## Verilen Metin

┌──

Bu sahabiler Allah Resûlü’nü (sav) korurken bazısı kolunu kaybetmişti, bazısı bacağını kaybetmişti, bazısı da canını vermişti. Ebû Ubeyde (ra) ise dişlerini kaybetmişti…

O gün Allah Resûlü’nün (sav) yanına birçok kişiden önce varmıştı. Yanağına batan miğferinin halkalarını görünce dayanamamıştı. Ebû Bekir (ra) bu halkaları çıkarmak istediyse de çok ısrar ederek bunu kendi yapmak istemişti. Sırf Allah Resûlü’ne (sav) acı vermemek adına ellerini değil, dişlerini kullanmıştı. Demirleri çıkarmıştı, ama bu sırada iki dişini de kaybetmişti.

Âişe (r.anha) Ebû Bekir’in (ra) şöyle dediğini aktardı:

“Uhud Günü Allah Resûlü’nün (sav) yanına dönen ilk kişilerdendim. Onun önünde uğrunda çarpışan, zannediyorum onu koruyan bir adam vardı. Olanları kaçırdığımda artık, sen Talha olmalısın, dedim. Benimle doğu tarafı arasında tanımadığım bir adam vardı. Ben Allah Resûlü’ne (sav) ondan daha yakındım. Ancak o koşamayacağım kadar benden çok hızlı ilerliyordu. Bir de ne göreyim o kişi Ebû Ubeyde ibnu’l Cerrâh’mış. Hep birlikte Allah Resûlü’nün (sav) yanına vardık. Onun (sav) yan kesici dişi kırılmış, yüzünden yaralanmıştı. Miğferin halkalarından iki tanesi de yanağına saplanmıştı. Allah Resûlü (sav) bize Talha’yı kastederek ‘Arkadaşınızı koruyun.’ buyurdu. Talha’nın yarası kanıyordu, ama ona bakmıyordu bile. Biz de Allah Resûlü’ne (sav) doğru gittik. Ebû Ubeyde’nin (Allah Resûlü’nün yüzüne batan halkaları çıkarmak) istediğini ben yapmak istedim. O benden (halkayı kendisinin çıkarmasını) istedi. Onu bırakıncaya kadar da ısrarını sürdürdü. Miğferin halkası (yanağına) iyice batmıştı. Ebû Ubeyde onu eliyle oynatıp da Nebi’ye (sav) eziyet vermek istemedi. Bu yüzden ön dişi ile o halkayı yakaladı ve çekti, halkayı yerinden çıkardı ama dişi de çıktı. Yine benden (kendisine izin vermemi) istedi ve ben ona izin verinceye kadar da beni bırakmadı. Bu sefer diğer halkaya sarıldı ve ona da öncekinin aynısını yaparak halkayı çıkardı. Diğer ön dişi de çıktı. Ebû Ubeyde esremdi (ön dişleri yoktu).”[5]

Âişe’den (r.anha) rivayetle Ebû Bekir (ra) şöyle demiştir:

“Uhud Günü Allah Resûlü’nün (sav) yüzüne vurulduğunda yanağına miğferin iki halkası girmişti. Bunun üzerine Allah Resûlü’ne (sav) doğru koşmaya başladım. Bir kişi de aceleyle koşmaya başladı. Ben, ‘Allah’ım! Bu Talha olsun.’ dedim. Tâ ki Allah Resûlü’ne (sav) tam ulaşalım. Bir de gördüm ki Ebû Ubeyde benden önce varmış. Bana, ‘Allah adına Allah Resûlü’nün (sav) yanağından halkayı çıkarmam için beni bırakmanı istiyorum!’ dedi. Bunun üzerine ben de onu bıraktım. Miğferin halkalarından birini ön dişi ile tuttu ve çıkardı. Sonra önüne bıraktı. Ancak Ebû Ubeyde’nin ön dişi düştü. Sonra diğer halkayı tuttu ve çıkardı. Bu sefer diğer ön dişi de düştü. Bundan dolayı Ebû Ubeyde insanlar arasında ön dişi olmayan biriydi.”[6]

Ebû Ubeyde’nin (ra) bu fedakârlığı hiç şüphesiz Allah Resûlü’ne olan sevgisinden kaynaklanıyordu. Çünkü Allah Resûlü (sav) müminlere kendi nefislerinden daha evlaydı.

└──

## Alıştırma
Metni "Bu sahabiler Allah" sözlerinin geçtiği yerden başlayarak "dişini de kaybetmişti." sözlerinden sonra durmak üzere yeniden yazın ve bu bölümdeki "miğferinin" ifadesini "zırh başlığının" olarak değiştirin. Bu çalışmada verilere başvurmanız gerekmez.

## Sağlanan Veriler
┌──

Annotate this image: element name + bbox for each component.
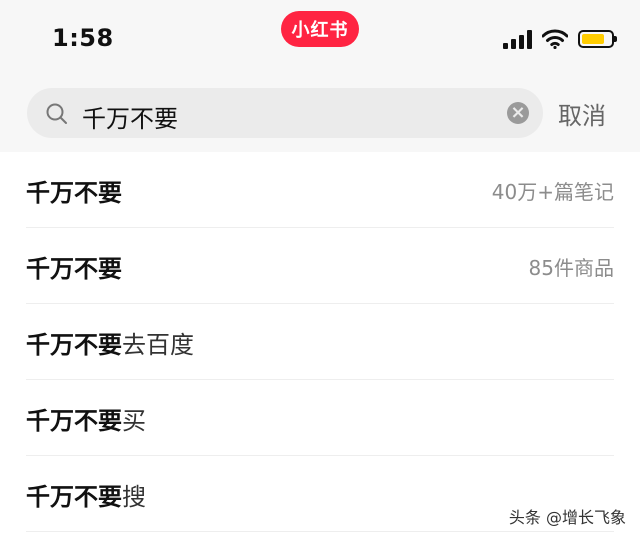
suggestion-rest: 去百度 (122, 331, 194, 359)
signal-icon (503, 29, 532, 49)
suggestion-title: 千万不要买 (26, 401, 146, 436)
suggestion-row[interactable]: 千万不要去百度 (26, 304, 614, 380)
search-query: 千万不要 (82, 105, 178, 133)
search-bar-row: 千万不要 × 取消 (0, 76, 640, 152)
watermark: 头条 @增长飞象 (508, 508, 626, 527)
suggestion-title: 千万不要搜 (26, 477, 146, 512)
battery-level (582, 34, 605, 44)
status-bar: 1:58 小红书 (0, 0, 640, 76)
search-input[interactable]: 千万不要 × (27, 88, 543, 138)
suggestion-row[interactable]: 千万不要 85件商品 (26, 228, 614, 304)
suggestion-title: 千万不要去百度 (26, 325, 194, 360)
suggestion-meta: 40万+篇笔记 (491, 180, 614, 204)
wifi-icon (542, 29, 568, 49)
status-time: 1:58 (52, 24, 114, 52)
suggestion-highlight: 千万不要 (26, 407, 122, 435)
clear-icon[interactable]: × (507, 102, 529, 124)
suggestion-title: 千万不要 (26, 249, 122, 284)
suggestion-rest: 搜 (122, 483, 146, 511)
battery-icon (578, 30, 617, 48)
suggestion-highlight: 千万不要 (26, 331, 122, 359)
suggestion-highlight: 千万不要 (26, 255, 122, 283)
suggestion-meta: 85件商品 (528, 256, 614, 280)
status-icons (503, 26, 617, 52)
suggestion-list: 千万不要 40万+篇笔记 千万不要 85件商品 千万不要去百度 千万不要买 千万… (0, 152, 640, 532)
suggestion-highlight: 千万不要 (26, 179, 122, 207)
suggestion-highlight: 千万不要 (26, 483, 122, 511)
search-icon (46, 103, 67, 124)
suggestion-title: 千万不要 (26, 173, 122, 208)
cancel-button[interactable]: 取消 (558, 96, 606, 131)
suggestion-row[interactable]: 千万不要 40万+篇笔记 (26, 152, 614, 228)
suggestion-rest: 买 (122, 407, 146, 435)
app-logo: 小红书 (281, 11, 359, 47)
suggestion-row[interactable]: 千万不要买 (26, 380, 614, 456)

└──

## Tam Cevap
Bu sahabiler Allah Resûlü’nü (sav) korurken bazısı kolunu kaybetmişti, bazısı bacağını kaybetmişti, bazısı da canını vermişti. Ebû Ubeyde (ra) ise dişlerini kaybetmişti…

O gün Allah Resûlü’nün (sav) yanına birçok kişiden önce varmıştı. Yanağına batan zırh başlığının halkalarını görünce dayanamamıştı. Ebû Bekir (ra) bu halkaları çıkarmak istediyse de çok ısrar ederek bunu kendi yapmak istemişti. Sırf Allah Resûlü’ne (sav) acı vermemek adına ellerini değil, dişlerini kullanmıştı. Demirleri çıkarmıştı, ama bu sırada iki dişini de kaybetmişti.